How many lines in the listing below include the word "data"? Answer with the number and nothing else.

● ● ●

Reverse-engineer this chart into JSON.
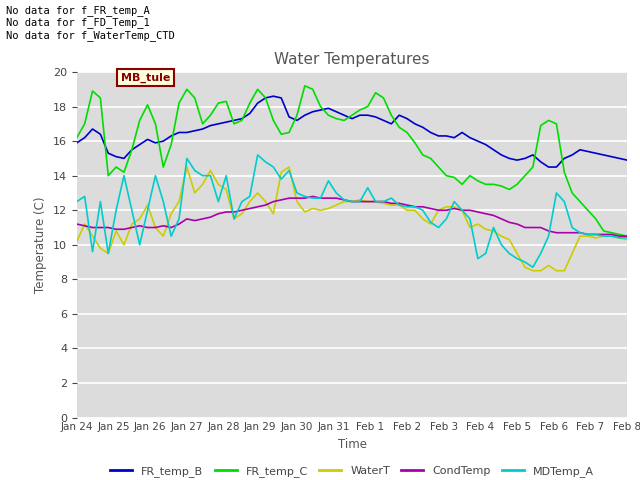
{
  "title": "Water Temperatures",
  "ylabel": "Temperature (C)",
  "xlabel": "Time",
  "ylim": [
    0,
    20
  ],
  "yticks": [
    0,
    2,
    4,
    6,
    8,
    10,
    12,
    14,
    16,
    18,
    20
  ],
  "bg_color": "#dcdcdc",
  "annotations": [
    "No data for f_FR_temp_A",
    "No data for f_FD_Temp_1",
    "No data for f_WaterTemp_CTD"
  ],
  "mb_tule_label": "MB_tule",
  "x_tick_labels": [
    "Jan 24",
    "Jan 25",
    "Jan 26",
    "Jan 27",
    "Jan 28",
    "Jan 29",
    "Jan 30",
    "Jan 31",
    "Feb 1",
    "Feb 2",
    "Feb 3",
    "Feb 4",
    "Feb 5",
    "Feb 6",
    "Feb 7",
    "Feb 8"
  ],
  "FR_temp_B_color": "#0000cc",
  "FR_temp_C_color": "#00dd00",
  "WaterT_color": "#cccc00",
  "CondTemp_color": "#aa00aa",
  "MDTemp_A_color": "#00cccc",
  "FR_temp_B": [
    15.9,
    16.2,
    16.7,
    16.4,
    15.3,
    15.1,
    15.0,
    15.5,
    15.8,
    16.1,
    15.9,
    16.0,
    16.3,
    16.5,
    16.5,
    16.6,
    16.7,
    16.9,
    17.0,
    17.1,
    17.2,
    17.3,
    17.6,
    18.2,
    18.5,
    18.6,
    18.5,
    17.4,
    17.2,
    17.5,
    17.7,
    17.8,
    17.9,
    17.7,
    17.5,
    17.3,
    17.5,
    17.5,
    17.4,
    17.2,
    17.0,
    17.5,
    17.3,
    17.0,
    16.8,
    16.5,
    16.3,
    16.3,
    16.2,
    16.5,
    16.2,
    16.0,
    15.8,
    15.5,
    15.2,
    15.0,
    14.9,
    15.0,
    15.2,
    14.8,
    14.5,
    14.5,
    15.0,
    15.2,
    15.5,
    15.4,
    15.3,
    15.2,
    15.1,
    15.0,
    14.9
  ],
  "FR_temp_C": [
    16.2,
    17.0,
    18.9,
    18.5,
    14.0,
    14.5,
    14.2,
    15.5,
    17.2,
    18.1,
    17.0,
    14.5,
    15.8,
    18.2,
    19.0,
    18.5,
    17.0,
    17.5,
    18.2,
    18.3,
    17.0,
    17.2,
    18.2,
    19.0,
    18.5,
    17.2,
    16.4,
    16.5,
    17.5,
    19.2,
    19.0,
    18.0,
    17.5,
    17.3,
    17.2,
    17.5,
    17.8,
    18.0,
    18.8,
    18.5,
    17.5,
    16.8,
    16.5,
    15.9,
    15.2,
    15.0,
    14.5,
    14.0,
    13.9,
    13.5,
    14.0,
    13.7,
    13.5,
    13.5,
    13.4,
    13.2,
    13.5,
    14.0,
    14.5,
    16.9,
    17.2,
    17.0,
    14.2,
    13.0,
    12.5,
    12.0,
    11.5,
    10.8,
    10.7,
    10.6,
    10.5
  ],
  "WaterT": [
    10.2,
    11.2,
    10.5,
    9.8,
    9.5,
    10.8,
    10.0,
    11.2,
    11.5,
    12.3,
    11.0,
    10.5,
    11.8,
    12.5,
    14.5,
    13.0,
    13.5,
    14.3,
    13.5,
    13.2,
    11.5,
    11.8,
    12.5,
    13.0,
    12.5,
    11.8,
    14.2,
    14.5,
    12.5,
    11.9,
    12.1,
    12.0,
    12.1,
    12.3,
    12.5,
    12.5,
    12.6,
    12.5,
    12.5,
    12.4,
    12.3,
    12.3,
    12.0,
    12.0,
    11.5,
    11.2,
    12.0,
    12.2,
    12.2,
    12.0,
    11.0,
    11.2,
    10.9,
    10.8,
    10.5,
    10.3,
    9.5,
    8.7,
    8.5,
    8.5,
    8.8,
    8.5,
    8.5,
    9.5,
    10.5,
    10.5,
    10.4,
    10.5,
    10.5,
    10.4,
    10.3
  ],
  "CondTemp": [
    11.2,
    11.1,
    11.0,
    11.0,
    11.0,
    10.9,
    10.9,
    11.0,
    11.1,
    11.0,
    11.0,
    11.1,
    11.0,
    11.2,
    11.5,
    11.4,
    11.5,
    11.6,
    11.8,
    11.9,
    11.9,
    12.0,
    12.1,
    12.2,
    12.3,
    12.5,
    12.6,
    12.7,
    12.7,
    12.7,
    12.8,
    12.7,
    12.7,
    12.7,
    12.6,
    12.5,
    12.5,
    12.5,
    12.5,
    12.5,
    12.4,
    12.4,
    12.3,
    12.2,
    12.2,
    12.1,
    12.0,
    12.0,
    12.1,
    12.0,
    12.0,
    11.9,
    11.8,
    11.7,
    11.5,
    11.3,
    11.2,
    11.0,
    11.0,
    11.0,
    10.8,
    10.7,
    10.7,
    10.7,
    10.7,
    10.6,
    10.6,
    10.6,
    10.6,
    10.5,
    10.5
  ],
  "MDTemp_A": [
    12.5,
    12.8,
    9.6,
    12.5,
    9.5,
    12.0,
    14.0,
    12.0,
    10.0,
    12.0,
    14.0,
    12.5,
    10.5,
    11.5,
    15.0,
    14.3,
    14.0,
    14.0,
    12.5,
    14.0,
    11.5,
    12.5,
    12.8,
    15.2,
    14.8,
    14.5,
    13.8,
    14.3,
    13.0,
    12.8,
    12.7,
    12.7,
    13.7,
    13.0,
    12.6,
    12.5,
    12.5,
    13.3,
    12.5,
    12.5,
    12.7,
    12.3,
    12.2,
    12.2,
    12.0,
    11.3,
    11.0,
    11.5,
    12.5,
    12.0,
    11.5,
    9.2,
    9.5,
    11.0,
    10.0,
    9.5,
    9.2,
    9.0,
    8.7,
    9.5,
    10.5,
    13.0,
    12.5,
    11.0,
    10.7,
    10.6,
    10.6,
    10.5,
    10.5,
    10.4,
    10.4
  ]
}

● ● ●

#### Result
3